» EXERCISE TASK:
Write out the material exactly, with the pictures left out.

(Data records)
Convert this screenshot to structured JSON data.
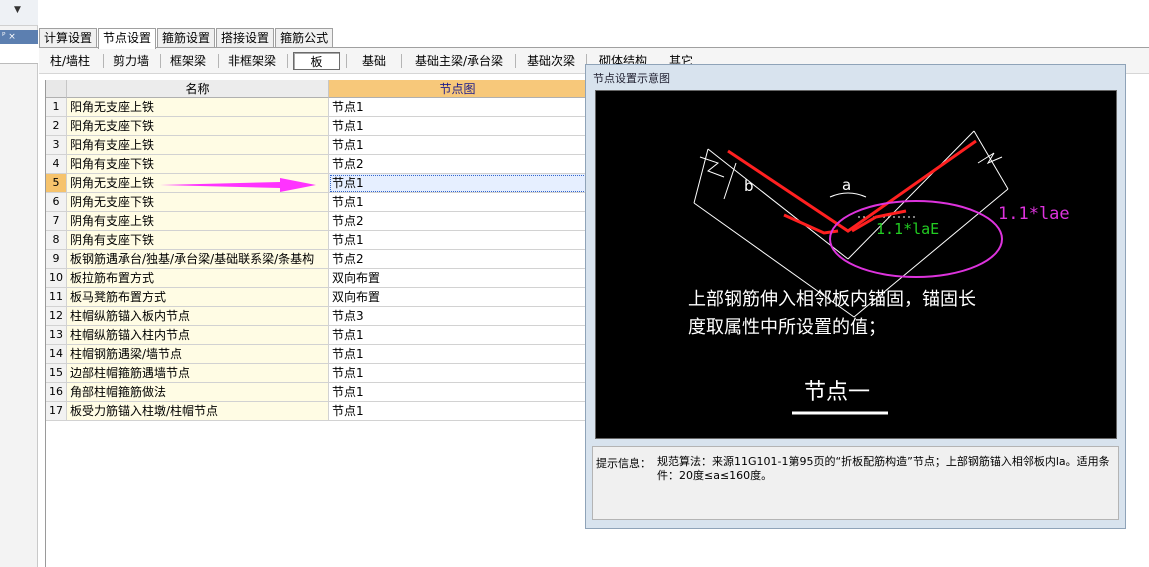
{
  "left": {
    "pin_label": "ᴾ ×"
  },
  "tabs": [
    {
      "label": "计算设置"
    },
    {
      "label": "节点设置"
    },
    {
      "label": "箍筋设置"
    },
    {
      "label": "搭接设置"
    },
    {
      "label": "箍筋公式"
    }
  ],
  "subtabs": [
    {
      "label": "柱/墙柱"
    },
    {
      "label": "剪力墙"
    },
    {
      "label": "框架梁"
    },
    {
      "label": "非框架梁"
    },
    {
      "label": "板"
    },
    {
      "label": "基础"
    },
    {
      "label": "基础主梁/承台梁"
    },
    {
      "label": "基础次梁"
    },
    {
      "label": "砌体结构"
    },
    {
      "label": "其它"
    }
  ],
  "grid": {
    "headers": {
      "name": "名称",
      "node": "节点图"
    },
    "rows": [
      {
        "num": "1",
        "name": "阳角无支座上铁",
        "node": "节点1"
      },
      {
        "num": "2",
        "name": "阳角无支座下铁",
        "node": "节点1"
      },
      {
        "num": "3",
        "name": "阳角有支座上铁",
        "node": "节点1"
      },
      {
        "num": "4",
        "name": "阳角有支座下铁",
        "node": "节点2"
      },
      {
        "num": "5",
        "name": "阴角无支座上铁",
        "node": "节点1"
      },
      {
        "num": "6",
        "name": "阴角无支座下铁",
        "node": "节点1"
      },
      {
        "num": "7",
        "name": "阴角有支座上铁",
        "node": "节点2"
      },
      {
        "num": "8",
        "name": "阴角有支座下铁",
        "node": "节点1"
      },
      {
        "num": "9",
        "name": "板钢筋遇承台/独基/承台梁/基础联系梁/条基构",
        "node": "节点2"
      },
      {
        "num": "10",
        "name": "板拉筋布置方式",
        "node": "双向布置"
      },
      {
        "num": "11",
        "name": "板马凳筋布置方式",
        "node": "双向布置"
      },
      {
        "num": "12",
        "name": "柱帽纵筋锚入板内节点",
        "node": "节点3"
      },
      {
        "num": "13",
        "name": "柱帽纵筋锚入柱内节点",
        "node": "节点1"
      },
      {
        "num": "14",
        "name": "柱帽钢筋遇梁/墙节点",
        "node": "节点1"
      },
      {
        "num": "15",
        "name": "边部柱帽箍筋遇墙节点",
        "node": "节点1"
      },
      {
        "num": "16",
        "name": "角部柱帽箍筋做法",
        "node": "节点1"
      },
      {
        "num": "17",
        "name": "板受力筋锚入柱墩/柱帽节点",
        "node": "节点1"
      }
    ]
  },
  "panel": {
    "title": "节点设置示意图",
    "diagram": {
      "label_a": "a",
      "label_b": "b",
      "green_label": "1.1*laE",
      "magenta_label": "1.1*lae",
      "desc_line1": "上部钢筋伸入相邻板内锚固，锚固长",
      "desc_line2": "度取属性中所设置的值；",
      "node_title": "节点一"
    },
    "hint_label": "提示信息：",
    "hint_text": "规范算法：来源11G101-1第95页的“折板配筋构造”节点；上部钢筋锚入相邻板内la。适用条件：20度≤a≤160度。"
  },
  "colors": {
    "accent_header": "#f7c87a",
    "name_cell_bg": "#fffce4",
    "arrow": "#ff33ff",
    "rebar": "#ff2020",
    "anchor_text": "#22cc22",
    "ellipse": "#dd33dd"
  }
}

» FINISHED EXERCISE:
Convert this screenshot to structured JSON data.
{
  "left": {
    "pin_label": "ᴾ ×"
  },
  "tabs": [
    {
      "label": "计算设置"
    },
    {
      "label": "节点设置"
    },
    {
      "label": "箍筋设置"
    },
    {
      "label": "搭接设置"
    },
    {
      "label": "箍筋公式"
    }
  ],
  "subtabs": [
    {
      "label": "柱/墙柱"
    },
    {
      "label": "剪力墙"
    },
    {
      "label": "框架梁"
    },
    {
      "label": "非框架梁"
    },
    {
      "label": "板"
    },
    {
      "label": "基础"
    },
    {
      "label": "基础主梁/承台梁"
    },
    {
      "label": "基础次梁"
    },
    {
      "label": "砌体结构"
    },
    {
      "label": "其它"
    }
  ],
  "grid": {
    "headers": {
      "name": "名称",
      "node": "节点图"
    },
    "rows": [
      {
        "num": "1",
        "name": "阳角无支座上铁",
        "node": "节点1"
      },
      {
        "num": "2",
        "name": "阳角无支座下铁",
        "node": "节点1"
      },
      {
        "num": "3",
        "name": "阳角有支座上铁",
        "node": "节点1"
      },
      {
        "num": "4",
        "name": "阳角有支座下铁",
        "node": "节点2"
      },
      {
        "num": "5",
        "name": "阴角无支座上铁",
        "node": "节点1"
      },
      {
        "num": "6",
        "name": "阴角无支座下铁",
        "node": "节点1"
      },
      {
        "num": "7",
        "name": "阴角有支座上铁",
        "node": "节点2"
      },
      {
        "num": "8",
        "name": "阴角有支座下铁",
        "node": "节点1"
      },
      {
        "num": "9",
        "name": "板钢筋遇承台/独基/承台梁/基础联系梁/条基构",
        "node": "节点2"
      },
      {
        "num": "10",
        "name": "板拉筋布置方式",
        "node": "双向布置"
      },
      {
        "num": "11",
        "name": "板马凳筋布置方式",
        "node": "双向布置"
      },
      {
        "num": "12",
        "name": "柱帽纵筋锚入板内节点",
        "node": "节点3"
      },
      {
        "num": "13",
        "name": "柱帽纵筋锚入柱内节点",
        "node": "节点1"
      },
      {
        "num": "14",
        "name": "柱帽钢筋遇梁/墙节点",
        "node": "节点1"
      },
      {
        "num": "15",
        "name": "边部柱帽箍筋遇墙节点",
        "node": "节点1"
      },
      {
        "num": "16",
        "name": "角部柱帽箍筋做法",
        "node": "节点1"
      },
      {
        "num": "17",
        "name": "板受力筋锚入柱墩/柱帽节点",
        "node": "节点1"
      }
    ]
  },
  "panel": {
    "title": "节点设置示意图",
    "diagram": {
      "label_a": "a",
      "label_b": "b",
      "green_label": "1.1*laE",
      "magenta_label": "1.1*lae",
      "desc_line1": "上部钢筋伸入相邻板内锚固，锚固长",
      "desc_line2": "度取属性中所设置的值；",
      "node_title": "节点一"
    },
    "hint_label": "提示信息：",
    "hint_text": "规范算法：来源11G101-1第95页的“折板配筋构造”节点；上部钢筋锚入相邻板内la。适用条件：20度≤a≤160度。"
  },
  "colors": {
    "accent_header": "#f7c87a",
    "name_cell_bg": "#fffce4",
    "arrow": "#ff33ff",
    "rebar": "#ff2020",
    "anchor_text": "#22cc22",
    "ellipse": "#dd33dd"
  }
}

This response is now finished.